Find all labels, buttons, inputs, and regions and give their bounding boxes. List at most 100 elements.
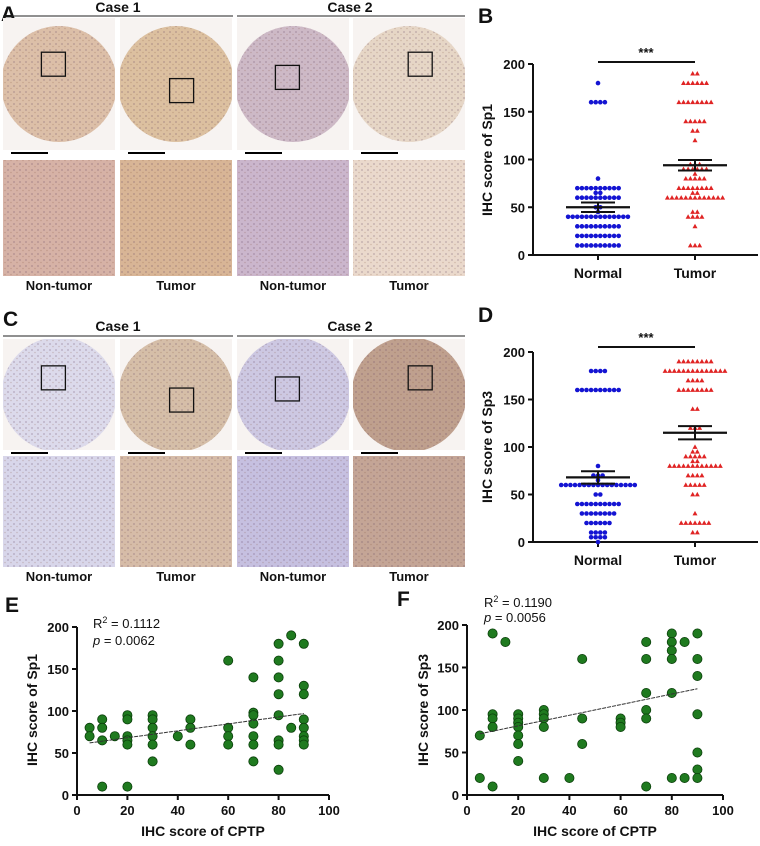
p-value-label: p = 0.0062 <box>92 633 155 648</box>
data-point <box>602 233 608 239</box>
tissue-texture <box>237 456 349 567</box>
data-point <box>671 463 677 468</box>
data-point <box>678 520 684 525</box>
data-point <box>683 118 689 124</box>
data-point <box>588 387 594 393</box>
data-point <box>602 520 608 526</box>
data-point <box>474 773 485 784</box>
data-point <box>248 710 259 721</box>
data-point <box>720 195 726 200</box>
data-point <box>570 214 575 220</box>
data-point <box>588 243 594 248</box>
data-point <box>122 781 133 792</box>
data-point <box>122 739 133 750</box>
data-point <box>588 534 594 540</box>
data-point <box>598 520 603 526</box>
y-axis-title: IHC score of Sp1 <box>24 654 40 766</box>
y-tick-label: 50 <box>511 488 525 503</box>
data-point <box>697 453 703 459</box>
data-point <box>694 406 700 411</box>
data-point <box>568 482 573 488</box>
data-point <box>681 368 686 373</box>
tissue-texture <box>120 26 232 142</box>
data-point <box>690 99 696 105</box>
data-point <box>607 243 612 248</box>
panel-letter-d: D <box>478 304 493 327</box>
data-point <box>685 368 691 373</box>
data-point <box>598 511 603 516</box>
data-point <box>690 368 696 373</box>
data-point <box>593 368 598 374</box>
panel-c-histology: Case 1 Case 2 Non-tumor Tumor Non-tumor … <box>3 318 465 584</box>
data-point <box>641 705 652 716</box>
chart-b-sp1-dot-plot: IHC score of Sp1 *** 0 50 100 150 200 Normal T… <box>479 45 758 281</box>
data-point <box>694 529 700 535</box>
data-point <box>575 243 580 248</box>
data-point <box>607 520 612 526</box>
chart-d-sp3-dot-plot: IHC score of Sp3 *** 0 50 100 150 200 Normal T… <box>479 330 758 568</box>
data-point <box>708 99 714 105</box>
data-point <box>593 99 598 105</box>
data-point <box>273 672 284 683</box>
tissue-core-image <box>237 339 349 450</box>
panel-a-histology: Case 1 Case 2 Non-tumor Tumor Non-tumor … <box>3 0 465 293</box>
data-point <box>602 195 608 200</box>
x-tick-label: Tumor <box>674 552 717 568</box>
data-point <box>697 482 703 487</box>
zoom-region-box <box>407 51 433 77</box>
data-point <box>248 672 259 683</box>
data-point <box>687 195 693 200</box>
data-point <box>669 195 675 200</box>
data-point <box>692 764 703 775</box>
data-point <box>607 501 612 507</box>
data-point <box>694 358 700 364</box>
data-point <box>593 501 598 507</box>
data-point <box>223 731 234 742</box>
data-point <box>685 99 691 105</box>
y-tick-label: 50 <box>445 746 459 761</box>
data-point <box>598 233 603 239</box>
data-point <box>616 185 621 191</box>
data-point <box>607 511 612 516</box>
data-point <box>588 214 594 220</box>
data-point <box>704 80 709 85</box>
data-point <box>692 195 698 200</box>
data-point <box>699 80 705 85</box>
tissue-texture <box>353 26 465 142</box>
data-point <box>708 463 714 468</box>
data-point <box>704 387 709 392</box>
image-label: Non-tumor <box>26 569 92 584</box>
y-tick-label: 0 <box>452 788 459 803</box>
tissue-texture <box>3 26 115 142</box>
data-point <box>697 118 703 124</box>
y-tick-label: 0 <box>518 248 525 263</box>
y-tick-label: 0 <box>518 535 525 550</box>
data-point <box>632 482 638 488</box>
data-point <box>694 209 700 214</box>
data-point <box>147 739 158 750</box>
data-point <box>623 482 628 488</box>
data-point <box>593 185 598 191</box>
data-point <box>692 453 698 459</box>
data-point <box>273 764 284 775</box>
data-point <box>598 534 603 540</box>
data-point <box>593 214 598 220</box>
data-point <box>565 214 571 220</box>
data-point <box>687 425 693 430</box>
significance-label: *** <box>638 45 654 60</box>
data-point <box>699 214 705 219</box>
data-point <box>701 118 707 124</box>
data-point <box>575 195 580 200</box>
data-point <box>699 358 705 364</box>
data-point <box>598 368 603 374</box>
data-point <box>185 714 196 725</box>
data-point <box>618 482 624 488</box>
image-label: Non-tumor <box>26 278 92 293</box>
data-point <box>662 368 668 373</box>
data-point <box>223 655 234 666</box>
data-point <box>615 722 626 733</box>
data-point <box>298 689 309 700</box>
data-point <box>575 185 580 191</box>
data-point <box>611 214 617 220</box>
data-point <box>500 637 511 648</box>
-=-=-
▶ [Exercise brief]
Could you return all lines from the records that include the word "plot"?

▶ [Exercise response]
chart-b-sp1-dot-plot: IHC score of Sp1 *** 0 50 100 150 200 Normal T… <box>479 45 758 281</box>
chart-d-sp3-dot-plot: IHC score of Sp3 *** 0 50 100 150 200 Normal T… <box>479 330 758 568</box>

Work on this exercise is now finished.